◆ Work to do
Every line with the word "Deals" in it should be extracted from the data that follows.

(Data records)

[BEGIN]

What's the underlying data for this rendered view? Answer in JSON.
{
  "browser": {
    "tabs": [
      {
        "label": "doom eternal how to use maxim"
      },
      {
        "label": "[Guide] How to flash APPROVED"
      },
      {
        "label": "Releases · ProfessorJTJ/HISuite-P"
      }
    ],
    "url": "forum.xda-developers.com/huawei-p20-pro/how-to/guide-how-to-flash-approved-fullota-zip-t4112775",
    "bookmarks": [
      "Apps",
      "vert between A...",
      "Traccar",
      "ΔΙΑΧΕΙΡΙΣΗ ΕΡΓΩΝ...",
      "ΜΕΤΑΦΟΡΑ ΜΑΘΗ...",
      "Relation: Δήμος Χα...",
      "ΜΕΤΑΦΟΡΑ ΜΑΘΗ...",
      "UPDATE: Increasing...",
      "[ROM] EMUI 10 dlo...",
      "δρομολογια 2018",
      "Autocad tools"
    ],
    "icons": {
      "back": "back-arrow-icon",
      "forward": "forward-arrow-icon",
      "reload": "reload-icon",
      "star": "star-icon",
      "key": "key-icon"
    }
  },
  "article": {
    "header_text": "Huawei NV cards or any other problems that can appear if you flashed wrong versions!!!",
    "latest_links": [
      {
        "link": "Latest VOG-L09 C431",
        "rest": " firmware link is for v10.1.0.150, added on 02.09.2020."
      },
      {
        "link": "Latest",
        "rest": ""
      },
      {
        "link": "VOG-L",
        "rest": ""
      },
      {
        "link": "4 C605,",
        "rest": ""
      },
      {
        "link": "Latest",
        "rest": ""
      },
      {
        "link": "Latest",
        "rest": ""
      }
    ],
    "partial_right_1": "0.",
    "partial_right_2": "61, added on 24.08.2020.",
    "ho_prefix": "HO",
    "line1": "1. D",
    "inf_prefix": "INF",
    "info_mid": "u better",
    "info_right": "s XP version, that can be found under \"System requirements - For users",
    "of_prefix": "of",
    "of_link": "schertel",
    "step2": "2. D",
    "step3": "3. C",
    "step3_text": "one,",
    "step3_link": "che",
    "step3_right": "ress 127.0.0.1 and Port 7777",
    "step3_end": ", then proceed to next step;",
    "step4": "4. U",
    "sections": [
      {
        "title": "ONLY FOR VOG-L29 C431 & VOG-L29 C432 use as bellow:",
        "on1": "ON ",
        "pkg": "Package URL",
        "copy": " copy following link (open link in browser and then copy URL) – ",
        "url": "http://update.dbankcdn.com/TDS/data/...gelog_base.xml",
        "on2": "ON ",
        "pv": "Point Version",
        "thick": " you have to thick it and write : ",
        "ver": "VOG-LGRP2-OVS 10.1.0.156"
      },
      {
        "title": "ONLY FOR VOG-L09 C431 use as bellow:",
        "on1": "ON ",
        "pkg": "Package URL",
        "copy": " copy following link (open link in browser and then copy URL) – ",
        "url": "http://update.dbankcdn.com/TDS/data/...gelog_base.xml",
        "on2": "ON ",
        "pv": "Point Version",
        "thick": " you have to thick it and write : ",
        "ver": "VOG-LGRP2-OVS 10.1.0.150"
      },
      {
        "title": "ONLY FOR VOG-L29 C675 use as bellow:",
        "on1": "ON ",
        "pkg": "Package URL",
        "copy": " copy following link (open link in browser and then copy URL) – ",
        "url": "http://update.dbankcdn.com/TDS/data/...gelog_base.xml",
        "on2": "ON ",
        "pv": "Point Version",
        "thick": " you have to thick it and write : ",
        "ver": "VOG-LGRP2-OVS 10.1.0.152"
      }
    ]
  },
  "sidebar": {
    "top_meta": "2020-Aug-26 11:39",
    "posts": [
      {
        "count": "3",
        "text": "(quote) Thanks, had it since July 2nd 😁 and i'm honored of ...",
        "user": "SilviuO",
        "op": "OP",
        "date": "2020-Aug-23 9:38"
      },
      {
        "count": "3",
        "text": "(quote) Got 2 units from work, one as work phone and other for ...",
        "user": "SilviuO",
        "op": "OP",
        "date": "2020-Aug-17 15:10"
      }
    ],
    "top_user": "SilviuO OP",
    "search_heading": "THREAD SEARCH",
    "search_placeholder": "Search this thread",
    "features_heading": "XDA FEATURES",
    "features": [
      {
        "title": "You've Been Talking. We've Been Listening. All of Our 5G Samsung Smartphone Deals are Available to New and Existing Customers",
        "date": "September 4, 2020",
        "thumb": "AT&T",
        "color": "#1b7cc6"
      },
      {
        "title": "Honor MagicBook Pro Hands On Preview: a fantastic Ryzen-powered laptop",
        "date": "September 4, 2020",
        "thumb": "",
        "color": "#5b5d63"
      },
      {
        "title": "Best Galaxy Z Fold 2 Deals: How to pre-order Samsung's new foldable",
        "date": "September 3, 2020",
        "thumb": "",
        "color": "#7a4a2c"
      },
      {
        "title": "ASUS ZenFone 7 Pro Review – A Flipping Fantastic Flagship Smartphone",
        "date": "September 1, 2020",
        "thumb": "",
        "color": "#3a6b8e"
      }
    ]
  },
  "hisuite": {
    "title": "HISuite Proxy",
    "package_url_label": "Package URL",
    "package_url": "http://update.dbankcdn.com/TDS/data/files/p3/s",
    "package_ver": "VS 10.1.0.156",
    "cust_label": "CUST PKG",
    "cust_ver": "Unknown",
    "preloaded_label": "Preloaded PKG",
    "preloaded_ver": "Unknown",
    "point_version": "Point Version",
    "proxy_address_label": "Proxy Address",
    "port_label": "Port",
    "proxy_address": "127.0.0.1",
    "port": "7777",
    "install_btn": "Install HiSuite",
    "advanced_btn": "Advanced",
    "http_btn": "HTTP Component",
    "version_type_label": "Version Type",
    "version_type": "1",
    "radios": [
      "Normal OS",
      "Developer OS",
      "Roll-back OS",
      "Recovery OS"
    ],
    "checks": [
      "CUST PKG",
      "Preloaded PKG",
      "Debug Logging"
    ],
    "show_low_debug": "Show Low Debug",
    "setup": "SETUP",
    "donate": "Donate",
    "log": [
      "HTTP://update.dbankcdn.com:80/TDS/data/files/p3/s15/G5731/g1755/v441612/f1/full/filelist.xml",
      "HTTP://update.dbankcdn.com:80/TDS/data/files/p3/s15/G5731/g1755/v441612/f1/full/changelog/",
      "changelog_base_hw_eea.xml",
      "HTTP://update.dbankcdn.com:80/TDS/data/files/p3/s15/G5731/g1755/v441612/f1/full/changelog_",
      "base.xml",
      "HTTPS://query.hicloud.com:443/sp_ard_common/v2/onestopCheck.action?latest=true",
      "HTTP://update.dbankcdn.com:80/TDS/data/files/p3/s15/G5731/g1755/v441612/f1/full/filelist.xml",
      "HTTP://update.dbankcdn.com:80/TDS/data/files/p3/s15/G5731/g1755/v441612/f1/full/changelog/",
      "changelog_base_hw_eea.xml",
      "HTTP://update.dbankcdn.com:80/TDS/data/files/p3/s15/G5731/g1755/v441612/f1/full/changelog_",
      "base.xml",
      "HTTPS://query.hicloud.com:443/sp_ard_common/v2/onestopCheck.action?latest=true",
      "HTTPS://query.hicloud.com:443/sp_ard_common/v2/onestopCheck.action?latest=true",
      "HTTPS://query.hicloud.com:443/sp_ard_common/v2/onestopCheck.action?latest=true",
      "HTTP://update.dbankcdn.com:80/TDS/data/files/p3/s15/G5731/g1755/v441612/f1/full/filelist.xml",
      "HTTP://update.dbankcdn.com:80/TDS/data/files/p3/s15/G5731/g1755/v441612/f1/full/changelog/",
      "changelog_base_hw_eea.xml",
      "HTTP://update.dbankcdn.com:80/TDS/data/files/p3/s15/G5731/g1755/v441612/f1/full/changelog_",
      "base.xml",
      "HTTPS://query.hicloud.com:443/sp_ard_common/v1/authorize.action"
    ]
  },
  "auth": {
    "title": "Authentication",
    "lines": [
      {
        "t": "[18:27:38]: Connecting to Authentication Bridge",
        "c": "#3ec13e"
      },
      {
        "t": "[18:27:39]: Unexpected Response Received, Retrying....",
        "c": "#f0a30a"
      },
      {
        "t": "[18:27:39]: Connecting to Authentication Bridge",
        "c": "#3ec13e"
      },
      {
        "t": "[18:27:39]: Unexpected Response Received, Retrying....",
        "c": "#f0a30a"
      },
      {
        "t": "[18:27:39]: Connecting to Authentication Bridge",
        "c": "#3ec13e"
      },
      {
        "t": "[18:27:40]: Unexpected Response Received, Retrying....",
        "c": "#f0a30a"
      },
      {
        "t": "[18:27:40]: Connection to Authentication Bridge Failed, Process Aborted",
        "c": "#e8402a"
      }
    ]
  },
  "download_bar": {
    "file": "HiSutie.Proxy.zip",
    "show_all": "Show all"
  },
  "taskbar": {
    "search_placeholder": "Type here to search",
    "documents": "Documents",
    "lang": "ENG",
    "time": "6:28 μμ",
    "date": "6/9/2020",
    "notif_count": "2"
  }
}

[END]

◆ Answer
        "title": "You've Been Talking. We've Been Listening. All of Our 5G Samsung Smartphone Deals are Available to New and Existing Customers",
        "title": "Best Galaxy Z Fold 2 Deals: How to pre-order Samsung's new foldable",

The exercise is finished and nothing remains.